# [Task details]
From the records, pick out and copy each line containing "JSON".

━━ Supplied data

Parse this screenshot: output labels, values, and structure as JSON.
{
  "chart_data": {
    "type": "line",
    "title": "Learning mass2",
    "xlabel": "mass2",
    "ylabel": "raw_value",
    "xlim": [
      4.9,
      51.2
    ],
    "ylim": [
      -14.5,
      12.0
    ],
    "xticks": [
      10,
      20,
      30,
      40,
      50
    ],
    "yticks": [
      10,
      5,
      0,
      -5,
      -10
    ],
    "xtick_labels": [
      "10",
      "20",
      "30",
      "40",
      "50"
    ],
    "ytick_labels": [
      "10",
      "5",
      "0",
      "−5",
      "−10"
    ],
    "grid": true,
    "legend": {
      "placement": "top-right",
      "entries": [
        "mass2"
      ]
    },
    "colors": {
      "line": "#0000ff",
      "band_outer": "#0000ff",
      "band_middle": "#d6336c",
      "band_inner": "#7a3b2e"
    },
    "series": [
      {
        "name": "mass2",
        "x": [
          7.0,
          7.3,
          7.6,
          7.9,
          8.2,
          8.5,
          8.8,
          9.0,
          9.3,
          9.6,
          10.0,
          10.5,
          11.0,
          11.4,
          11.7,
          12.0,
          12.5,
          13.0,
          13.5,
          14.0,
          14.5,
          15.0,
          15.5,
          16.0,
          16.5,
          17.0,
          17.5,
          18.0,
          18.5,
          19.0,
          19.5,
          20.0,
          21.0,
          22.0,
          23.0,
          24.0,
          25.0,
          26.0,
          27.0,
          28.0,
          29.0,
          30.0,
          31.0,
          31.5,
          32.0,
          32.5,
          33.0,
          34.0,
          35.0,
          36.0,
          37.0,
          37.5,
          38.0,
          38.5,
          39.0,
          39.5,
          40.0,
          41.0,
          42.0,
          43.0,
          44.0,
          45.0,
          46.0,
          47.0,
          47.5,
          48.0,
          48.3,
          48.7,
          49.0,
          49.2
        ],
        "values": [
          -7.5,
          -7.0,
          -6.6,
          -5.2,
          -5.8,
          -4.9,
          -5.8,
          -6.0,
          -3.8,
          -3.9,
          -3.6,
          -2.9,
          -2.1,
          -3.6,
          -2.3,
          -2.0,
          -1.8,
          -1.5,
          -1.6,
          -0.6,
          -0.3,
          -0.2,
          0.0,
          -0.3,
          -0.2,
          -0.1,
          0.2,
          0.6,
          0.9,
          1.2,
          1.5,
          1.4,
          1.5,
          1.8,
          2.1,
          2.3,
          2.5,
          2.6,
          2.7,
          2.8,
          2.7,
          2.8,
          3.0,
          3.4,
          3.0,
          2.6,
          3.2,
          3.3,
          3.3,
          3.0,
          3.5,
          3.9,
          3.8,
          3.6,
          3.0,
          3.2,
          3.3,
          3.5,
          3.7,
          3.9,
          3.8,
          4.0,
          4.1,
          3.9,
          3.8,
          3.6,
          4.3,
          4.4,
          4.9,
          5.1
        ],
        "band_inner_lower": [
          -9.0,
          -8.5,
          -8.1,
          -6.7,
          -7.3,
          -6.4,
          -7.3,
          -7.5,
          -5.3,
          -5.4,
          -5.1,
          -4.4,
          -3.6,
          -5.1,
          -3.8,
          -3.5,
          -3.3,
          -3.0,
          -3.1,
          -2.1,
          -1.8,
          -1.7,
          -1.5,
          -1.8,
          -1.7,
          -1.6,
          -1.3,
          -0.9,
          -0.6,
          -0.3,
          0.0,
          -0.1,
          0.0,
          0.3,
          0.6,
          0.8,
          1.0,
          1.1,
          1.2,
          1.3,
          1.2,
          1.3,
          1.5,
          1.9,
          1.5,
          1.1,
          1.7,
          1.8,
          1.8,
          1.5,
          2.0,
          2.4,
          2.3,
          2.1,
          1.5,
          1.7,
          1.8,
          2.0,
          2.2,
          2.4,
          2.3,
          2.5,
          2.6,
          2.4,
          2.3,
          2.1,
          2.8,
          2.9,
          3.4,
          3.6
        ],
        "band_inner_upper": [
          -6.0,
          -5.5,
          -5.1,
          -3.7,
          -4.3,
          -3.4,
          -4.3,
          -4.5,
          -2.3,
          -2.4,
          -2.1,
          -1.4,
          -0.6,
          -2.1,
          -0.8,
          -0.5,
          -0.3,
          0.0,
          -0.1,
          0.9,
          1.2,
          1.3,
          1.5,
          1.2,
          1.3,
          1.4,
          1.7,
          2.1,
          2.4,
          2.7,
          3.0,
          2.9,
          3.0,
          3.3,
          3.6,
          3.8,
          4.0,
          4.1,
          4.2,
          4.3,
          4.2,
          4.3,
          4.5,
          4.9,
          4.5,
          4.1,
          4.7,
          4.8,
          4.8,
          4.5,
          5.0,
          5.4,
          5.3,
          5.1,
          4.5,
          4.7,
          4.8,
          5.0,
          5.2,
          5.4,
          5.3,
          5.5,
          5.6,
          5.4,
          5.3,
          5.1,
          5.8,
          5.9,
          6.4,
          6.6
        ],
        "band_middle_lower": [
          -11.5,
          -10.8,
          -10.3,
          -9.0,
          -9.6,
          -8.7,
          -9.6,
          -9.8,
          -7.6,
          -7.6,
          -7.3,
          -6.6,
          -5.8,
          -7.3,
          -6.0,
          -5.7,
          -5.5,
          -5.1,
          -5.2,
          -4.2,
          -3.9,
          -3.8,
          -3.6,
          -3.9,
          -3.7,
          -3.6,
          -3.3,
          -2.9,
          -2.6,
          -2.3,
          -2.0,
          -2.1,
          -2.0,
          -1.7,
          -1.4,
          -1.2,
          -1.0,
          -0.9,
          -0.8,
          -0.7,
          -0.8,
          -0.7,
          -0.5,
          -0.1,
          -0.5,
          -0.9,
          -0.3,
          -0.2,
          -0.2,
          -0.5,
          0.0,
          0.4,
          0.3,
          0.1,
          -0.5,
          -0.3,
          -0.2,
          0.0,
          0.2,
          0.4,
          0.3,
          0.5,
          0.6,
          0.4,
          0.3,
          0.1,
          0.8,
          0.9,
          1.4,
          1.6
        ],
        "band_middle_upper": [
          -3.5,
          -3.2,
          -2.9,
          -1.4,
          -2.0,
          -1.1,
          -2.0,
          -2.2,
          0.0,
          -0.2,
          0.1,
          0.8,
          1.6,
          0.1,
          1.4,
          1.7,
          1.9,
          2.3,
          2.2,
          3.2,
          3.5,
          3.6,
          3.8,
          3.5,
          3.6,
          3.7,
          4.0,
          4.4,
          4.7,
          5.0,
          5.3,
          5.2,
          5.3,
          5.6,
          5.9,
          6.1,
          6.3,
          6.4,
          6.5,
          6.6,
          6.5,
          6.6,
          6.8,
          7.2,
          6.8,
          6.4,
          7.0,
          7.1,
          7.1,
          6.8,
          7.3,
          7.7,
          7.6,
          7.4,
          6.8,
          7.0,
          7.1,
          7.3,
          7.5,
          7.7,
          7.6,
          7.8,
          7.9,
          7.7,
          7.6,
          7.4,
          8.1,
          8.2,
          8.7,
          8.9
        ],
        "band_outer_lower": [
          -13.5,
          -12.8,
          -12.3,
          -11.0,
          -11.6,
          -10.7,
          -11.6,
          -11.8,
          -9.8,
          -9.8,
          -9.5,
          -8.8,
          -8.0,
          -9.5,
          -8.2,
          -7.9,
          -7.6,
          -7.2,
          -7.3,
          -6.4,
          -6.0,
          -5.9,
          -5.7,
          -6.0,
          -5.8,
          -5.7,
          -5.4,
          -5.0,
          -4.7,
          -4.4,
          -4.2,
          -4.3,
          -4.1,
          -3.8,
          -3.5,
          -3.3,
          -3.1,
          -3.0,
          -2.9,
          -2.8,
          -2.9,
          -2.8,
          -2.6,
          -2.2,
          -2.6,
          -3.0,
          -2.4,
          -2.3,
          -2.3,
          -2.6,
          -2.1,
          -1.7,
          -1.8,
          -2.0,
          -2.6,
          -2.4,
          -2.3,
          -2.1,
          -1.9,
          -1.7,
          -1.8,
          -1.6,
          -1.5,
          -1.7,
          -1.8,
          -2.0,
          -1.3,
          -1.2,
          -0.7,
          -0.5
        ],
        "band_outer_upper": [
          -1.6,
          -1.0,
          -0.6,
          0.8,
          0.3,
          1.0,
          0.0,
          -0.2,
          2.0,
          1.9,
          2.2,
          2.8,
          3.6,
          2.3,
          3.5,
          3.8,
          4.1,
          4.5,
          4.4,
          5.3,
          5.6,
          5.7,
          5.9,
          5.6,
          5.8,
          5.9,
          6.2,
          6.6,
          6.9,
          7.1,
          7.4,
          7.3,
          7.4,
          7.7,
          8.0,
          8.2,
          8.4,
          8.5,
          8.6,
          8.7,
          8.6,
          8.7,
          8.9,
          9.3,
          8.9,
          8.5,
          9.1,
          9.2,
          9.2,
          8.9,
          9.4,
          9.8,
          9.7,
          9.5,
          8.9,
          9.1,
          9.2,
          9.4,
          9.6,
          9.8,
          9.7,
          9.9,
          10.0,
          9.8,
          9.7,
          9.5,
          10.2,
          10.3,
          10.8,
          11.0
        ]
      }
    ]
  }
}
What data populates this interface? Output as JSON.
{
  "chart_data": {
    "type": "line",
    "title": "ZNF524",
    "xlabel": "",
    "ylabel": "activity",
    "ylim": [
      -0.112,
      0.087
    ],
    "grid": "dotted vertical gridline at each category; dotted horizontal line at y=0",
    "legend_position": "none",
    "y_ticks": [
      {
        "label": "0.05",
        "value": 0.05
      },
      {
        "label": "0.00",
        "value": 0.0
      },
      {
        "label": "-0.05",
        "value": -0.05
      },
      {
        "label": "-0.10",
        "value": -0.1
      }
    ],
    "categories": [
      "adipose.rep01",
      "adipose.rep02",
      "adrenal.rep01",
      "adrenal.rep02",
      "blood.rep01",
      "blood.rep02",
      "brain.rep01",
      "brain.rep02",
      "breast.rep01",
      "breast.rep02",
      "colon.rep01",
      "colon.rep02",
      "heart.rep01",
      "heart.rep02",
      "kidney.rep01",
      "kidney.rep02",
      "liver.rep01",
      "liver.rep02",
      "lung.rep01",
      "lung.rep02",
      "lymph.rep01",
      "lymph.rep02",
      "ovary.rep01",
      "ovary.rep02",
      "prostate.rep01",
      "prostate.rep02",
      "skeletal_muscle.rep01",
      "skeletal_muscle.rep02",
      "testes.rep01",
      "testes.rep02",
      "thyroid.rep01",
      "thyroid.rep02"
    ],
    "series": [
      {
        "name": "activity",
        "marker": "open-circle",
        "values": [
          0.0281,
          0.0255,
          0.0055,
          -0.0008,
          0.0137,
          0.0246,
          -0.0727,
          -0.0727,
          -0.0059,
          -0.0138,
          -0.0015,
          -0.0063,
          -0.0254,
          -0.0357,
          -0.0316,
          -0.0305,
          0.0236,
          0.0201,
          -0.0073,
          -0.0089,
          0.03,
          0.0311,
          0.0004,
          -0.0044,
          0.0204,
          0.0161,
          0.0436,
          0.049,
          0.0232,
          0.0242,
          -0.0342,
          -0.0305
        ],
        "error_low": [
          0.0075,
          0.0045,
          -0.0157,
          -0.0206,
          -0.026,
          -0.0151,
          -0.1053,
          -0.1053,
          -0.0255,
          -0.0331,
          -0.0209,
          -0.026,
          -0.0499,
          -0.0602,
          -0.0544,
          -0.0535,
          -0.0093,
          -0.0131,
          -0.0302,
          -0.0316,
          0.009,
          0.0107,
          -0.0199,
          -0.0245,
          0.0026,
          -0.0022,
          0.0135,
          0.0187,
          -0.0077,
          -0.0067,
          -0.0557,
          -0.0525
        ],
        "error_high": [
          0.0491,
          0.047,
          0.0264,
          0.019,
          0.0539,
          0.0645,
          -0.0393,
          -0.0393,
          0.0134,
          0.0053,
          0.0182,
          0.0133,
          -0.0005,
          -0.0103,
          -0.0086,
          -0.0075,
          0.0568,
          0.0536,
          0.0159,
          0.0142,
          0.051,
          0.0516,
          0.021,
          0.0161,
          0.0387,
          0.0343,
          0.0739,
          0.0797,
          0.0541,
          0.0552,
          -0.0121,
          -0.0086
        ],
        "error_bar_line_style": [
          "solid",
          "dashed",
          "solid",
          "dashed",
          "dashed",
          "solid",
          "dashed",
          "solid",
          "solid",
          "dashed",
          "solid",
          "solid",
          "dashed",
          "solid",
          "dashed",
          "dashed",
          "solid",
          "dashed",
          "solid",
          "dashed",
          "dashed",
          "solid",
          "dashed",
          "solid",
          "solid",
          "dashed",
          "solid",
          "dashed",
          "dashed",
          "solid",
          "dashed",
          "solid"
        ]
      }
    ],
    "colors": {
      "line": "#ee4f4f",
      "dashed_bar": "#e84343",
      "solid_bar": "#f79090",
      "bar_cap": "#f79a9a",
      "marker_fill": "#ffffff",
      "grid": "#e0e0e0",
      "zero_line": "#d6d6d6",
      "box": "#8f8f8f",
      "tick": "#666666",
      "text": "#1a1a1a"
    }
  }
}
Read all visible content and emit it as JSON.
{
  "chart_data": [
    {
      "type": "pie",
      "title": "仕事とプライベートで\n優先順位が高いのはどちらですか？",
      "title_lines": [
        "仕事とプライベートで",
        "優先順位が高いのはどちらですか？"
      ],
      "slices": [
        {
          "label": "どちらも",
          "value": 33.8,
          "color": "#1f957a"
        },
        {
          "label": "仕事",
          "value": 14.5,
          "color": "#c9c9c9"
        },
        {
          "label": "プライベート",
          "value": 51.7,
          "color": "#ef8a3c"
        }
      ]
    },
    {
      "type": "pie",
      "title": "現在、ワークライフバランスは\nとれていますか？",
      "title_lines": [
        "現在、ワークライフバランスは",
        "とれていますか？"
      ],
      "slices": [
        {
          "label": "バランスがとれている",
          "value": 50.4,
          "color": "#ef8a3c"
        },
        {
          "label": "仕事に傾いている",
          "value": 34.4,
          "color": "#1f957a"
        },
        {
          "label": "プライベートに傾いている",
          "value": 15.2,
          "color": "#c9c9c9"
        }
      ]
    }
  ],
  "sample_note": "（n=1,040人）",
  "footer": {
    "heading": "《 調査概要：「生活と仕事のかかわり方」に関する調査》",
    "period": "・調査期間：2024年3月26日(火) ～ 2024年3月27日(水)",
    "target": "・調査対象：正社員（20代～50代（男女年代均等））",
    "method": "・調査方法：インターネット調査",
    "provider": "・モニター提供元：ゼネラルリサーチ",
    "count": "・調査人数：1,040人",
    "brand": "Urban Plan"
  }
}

━━━━

# [Completed exercise]
Parse this screenshot: output labels, values, and structure as JSON.
What data populates this interface? Output as JSON.
Read all visible content and emit it as JSON.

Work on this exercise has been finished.